▶ _What to produce_: Your task is to retype each line of the data below exactly.

▶ _Material for this exercise_:
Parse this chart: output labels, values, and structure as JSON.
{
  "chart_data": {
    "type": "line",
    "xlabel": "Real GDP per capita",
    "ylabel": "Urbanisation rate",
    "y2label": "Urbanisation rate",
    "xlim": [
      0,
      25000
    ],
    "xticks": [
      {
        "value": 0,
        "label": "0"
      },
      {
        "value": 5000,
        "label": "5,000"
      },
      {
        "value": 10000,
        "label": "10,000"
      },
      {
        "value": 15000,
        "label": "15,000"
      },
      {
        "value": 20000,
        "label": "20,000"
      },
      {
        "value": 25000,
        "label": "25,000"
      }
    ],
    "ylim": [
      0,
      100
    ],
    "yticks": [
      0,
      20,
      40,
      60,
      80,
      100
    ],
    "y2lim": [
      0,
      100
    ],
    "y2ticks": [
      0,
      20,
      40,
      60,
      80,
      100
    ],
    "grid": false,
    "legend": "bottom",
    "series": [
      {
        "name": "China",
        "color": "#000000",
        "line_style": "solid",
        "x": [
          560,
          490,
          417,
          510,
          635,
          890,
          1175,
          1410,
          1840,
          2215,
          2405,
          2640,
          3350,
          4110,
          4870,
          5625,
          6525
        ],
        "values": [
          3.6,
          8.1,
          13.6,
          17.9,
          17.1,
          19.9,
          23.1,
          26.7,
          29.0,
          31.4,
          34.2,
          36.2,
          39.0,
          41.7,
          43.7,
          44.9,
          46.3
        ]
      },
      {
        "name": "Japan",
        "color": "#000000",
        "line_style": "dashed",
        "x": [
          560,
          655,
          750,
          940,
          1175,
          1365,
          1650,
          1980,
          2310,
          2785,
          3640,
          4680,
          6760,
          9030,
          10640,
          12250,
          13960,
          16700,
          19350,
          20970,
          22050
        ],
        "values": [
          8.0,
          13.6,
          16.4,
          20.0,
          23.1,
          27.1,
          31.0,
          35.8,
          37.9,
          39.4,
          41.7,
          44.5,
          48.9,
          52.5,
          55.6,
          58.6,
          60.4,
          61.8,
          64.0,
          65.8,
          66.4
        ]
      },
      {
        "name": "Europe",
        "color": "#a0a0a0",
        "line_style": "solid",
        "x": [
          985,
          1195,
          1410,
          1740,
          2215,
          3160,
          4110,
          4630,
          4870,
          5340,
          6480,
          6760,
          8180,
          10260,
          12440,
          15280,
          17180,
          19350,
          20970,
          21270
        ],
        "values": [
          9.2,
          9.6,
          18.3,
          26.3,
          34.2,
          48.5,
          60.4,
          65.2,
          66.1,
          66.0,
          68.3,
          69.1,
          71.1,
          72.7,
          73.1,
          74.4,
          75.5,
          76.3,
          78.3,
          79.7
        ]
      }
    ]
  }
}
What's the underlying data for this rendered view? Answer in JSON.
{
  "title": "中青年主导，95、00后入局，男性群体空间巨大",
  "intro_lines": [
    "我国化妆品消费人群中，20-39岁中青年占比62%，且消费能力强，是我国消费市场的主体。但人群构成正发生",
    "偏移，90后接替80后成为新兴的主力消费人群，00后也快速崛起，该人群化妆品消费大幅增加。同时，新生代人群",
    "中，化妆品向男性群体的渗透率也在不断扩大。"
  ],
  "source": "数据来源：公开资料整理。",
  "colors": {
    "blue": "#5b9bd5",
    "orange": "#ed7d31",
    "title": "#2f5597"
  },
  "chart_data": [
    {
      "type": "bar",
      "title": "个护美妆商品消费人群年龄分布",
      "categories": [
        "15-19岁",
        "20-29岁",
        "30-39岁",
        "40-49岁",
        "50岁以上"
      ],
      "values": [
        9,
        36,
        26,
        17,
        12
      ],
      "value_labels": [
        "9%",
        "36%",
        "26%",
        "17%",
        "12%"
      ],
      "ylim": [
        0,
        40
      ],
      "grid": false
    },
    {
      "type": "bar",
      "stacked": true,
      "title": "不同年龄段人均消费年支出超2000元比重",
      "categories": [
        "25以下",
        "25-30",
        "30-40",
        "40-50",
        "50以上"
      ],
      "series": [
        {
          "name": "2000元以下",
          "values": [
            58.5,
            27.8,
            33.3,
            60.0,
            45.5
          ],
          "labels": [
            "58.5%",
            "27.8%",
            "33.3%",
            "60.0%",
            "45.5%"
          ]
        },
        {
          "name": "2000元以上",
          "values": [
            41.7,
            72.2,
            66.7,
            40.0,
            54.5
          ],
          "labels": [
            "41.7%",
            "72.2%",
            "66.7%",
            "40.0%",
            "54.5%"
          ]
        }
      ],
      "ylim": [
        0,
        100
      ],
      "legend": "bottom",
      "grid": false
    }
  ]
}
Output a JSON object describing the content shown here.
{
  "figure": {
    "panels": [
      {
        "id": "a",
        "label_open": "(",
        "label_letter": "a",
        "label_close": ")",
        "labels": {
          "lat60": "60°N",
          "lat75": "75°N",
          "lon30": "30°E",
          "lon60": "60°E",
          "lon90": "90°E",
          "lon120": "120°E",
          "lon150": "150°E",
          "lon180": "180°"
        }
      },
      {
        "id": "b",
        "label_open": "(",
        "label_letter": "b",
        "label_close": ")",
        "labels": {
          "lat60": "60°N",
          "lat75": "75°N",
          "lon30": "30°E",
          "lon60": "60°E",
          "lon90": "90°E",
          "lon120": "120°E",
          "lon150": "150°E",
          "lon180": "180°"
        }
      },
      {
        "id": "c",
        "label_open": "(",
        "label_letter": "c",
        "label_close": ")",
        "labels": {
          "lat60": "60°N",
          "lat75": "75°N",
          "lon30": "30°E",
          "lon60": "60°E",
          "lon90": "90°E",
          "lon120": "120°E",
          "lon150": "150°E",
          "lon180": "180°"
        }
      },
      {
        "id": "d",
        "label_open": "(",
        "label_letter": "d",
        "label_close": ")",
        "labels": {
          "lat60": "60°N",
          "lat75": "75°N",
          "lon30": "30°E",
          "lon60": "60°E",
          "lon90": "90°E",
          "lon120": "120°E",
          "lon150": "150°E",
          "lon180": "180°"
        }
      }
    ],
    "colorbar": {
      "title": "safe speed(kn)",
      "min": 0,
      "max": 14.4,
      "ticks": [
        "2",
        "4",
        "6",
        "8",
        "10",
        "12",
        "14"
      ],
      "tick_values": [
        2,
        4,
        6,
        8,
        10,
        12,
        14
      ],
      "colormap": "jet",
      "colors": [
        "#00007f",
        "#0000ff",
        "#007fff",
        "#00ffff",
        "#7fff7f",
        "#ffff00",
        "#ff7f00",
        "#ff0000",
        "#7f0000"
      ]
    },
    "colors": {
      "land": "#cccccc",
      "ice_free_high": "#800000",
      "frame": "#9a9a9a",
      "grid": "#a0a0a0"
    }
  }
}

▶ _Task solution_:
Parse this chart: output labels, values, and structure as JSON.
{
  "chart_data": {
    "type": "line",
    "xlabel": "Real GDP per capita",
    "ylabel": "Urbanisation rate",
    "y2label": "Urbanisation rate",
    "xlim": [
      0,
      25000
    ],
    "xticks": [
      {
        "value": 0,
        "label": "0"
      },
      {
        "value": 5000,
        "label": "5,000"
      },
      {
        "value": 10000,
        "label": "10,000"
      },
      {
        "value": 15000,
        "label": "15,000"
      },
      {
        "value": 20000,
        "label": "20,000"
      },
      {
        "value": 25000,
        "label": "25,000"
      }
    ],
    "ylim": [
      0,
      100
    ],
    "yticks": [
      0,
      20,
      40,
      60,
      80,
      100
    ],
    "y2lim": [
      0,
      100
    ],
    "y2ticks": [
      0,
      20,
      40,
      60,
      80,
      100
    ],
    "grid": false,
    "legend": "bottom",
    "series": [
      {
        "name": "China",
        "color": "#000000",
        "line_style": "solid",
        "x": [
          560,
          490,
          417,
          510,
          635,
          890,
          1175,
          1410,
          1840,
          2215,
          2405,
          2640,
          3350,
          4110,
          4870,
          5625,
          6525
        ],
        "values": [
          3.6,
          8.1,
          13.6,
          17.9,
          17.1,
          19.9,
          23.1,
          26.7,
          29.0,
          31.4,
          34.2,
          36.2,
          39.0,
          41.7,
          43.7,
          44.9,
          46.3
        ]
      },
      {
        "name": "Japan",
        "color": "#000000",
        "line_style": "dashed",
        "x": [
          560,
          655,
          750,
          940,
          1175,
          1365,
          1650,
          1980,
          2310,
          2785,
          3640,
          4680,
          6760,
          9030,
          10640,
          12250,
          13960,
          16700,
          19350,
          20970,
          22050
        ],
        "values": [
          8.0,
          13.6,
          16.4,
          20.0,
          23.1,
          27.1,
          31.0,
          35.8,
          37.9,
          39.4,
          41.7,
          44.5,
          48.9,
          52.5,
          55.6,
          58.6,
          60.4,
          61.8,
          64.0,
          65.8,
          66.4
        ]
      },
      {
        "name": "Europe",
        "color": "#a0a0a0",
        "line_style": "solid",
        "x": [
          985,
          1195,
          1410,
          1740,
          2215,
          3160,
          4110,
          4630,
          4870,
          5340,
          6480,
          6760,
          8180,
          10260,
          12440,
          15280,
          17180,
          19350,
          20970,
          21270
        ],
        "values": [
          9.2,
          9.6,
          18.3,
          26.3,
          34.2,
          48.5,
          60.4,
          65.2,
          66.1,
          66.0,
          68.3,
          69.1,
          71.1,
          72.7,
          73.1,
          74.4,
          75.5,
          76.3,
          78.3,
          79.7
        ]
      }
    ]
  }
}
What's the underlying data for this rendered view? Answer in JSON.
{
  "title": "中青年主导，95、00后入局，男性群体空间巨大",
  "intro_lines": [
    "我国化妆品消费人群中，20-39岁中青年占比62%，且消费能力强，是我国消费市场的主体。但人群构成正发生",
    "偏移，90后接替80后成为新兴的主力消费人群，00后也快速崛起，该人群化妆品消费大幅增加。同时，新生代人群",
    "中，化妆品向男性群体的渗透率也在不断扩大。"
  ],
  "source": "数据来源：公开资料整理。",
  "colors": {
    "blue": "#5b9bd5",
    "orange": "#ed7d31",
    "title": "#2f5597"
  },
  "chart_data": [
    {
      "type": "bar",
      "title": "个护美妆商品消费人群年龄分布",
      "categories": [
        "15-19岁",
        "20-29岁",
        "30-39岁",
        "40-49岁",
        "50岁以上"
      ],
      "values": [
        9,
        36,
        26,
        17,
        12
      ],
      "value_labels": [
        "9%",
        "36%",
        "26%",
        "17%",
        "12%"
      ],
      "ylim": [
        0,
        40
      ],
      "grid": false
    },
    {
      "type": "bar",
      "stacked": true,
      "title": "不同年龄段人均消费年支出超2000元比重",
      "categories": [
        "25以下",
        "25-30",
        "30-40",
        "40-50",
        "50以上"
      ],
      "series": [
        {
          "name": "2000元以下",
          "values": [
            58.5,
            27.8,
            33.3,
            60.0,
            45.5
          ],
          "labels": [
            "58.5%",
            "27.8%",
            "33.3%",
            "60.0%",
            "45.5%"
          ]
        },
        {
          "name": "2000元以上",
          "values": [
            41.7,
            72.2,
            66.7,
            40.0,
            54.5
          ],
          "labels": [
            "41.7%",
            "72.2%",
            "66.7%",
            "40.0%",
            "54.5%"
          ]
        }
      ],
      "ylim": [
        0,
        100
      ],
      "legend": "bottom",
      "grid": false
    }
  ]
}
Output a JSON object describing the content shown here.
{
  "figure": {
    "panels": [
      {
        "id": "a",
        "label_open": "(",
        "label_letter": "a",
        "label_close": ")",
        "labels": {
          "lat60": "60°N",
          "lat75": "75°N",
          "lon30": "30°E",
          "lon60": "60°E",
          "lon90": "90°E",
          "lon120": "120°E",
          "lon150": "150°E",
          "lon180": "180°"
        }
      },
      {
        "id": "b",
        "label_open": "(",
        "label_letter": "b",
        "label_close": ")",
        "labels": {
          "lat60": "60°N",
          "lat75": "75°N",
          "lon30": "30°E",
          "lon60": "60°E",
          "lon90": "90°E",
          "lon120": "120°E",
          "lon150": "150°E",
          "lon180": "180°"
        }
      },
      {
        "id": "c",
        "label_open": "(",
        "label_letter": "c",
        "label_close": ")",
        "labels": {
          "lat60": "60°N",
          "lat75": "75°N",
          "lon30": "30°E",
          "lon60": "60°E",
          "lon90": "90°E",
          "lon120": "120°E",
          "lon150": "150°E",
          "lon180": "180°"
        }
      },
      {
        "id": "d",
        "label_open": "(",
        "label_letter": "d",
        "label_close": ")",
        "labels": {
          "lat60": "60°N",
          "lat75": "75°N",
          "lon30": "30°E",
          "lon60": "60°E",
          "lon90": "90°E",
          "lon120": "120°E",
          "lon150": "150°E",
          "lon180": "180°"
        }
      }
    ],
    "colorbar": {
      "title": "safe speed(kn)",
      "min": 0,
      "max": 14.4,
      "ticks": [
        "2",
        "4",
        "6",
        "8",
        "10",
        "12",
        "14"
      ],
      "tick_values": [
        2,
        4,
        6,
        8,
        10,
        12,
        14
      ],
      "colormap": "jet",
      "colors": [
        "#00007f",
        "#0000ff",
        "#007fff",
        "#00ffff",
        "#7fff7f",
        "#ffff00",
        "#ff7f00",
        "#ff0000",
        "#7f0000"
      ]
    },
    "colors": {
      "land": "#cccccc",
      "ice_free_high": "#800000",
      "frame": "#9a9a9a",
      "grid": "#a0a0a0"
    }
  }
}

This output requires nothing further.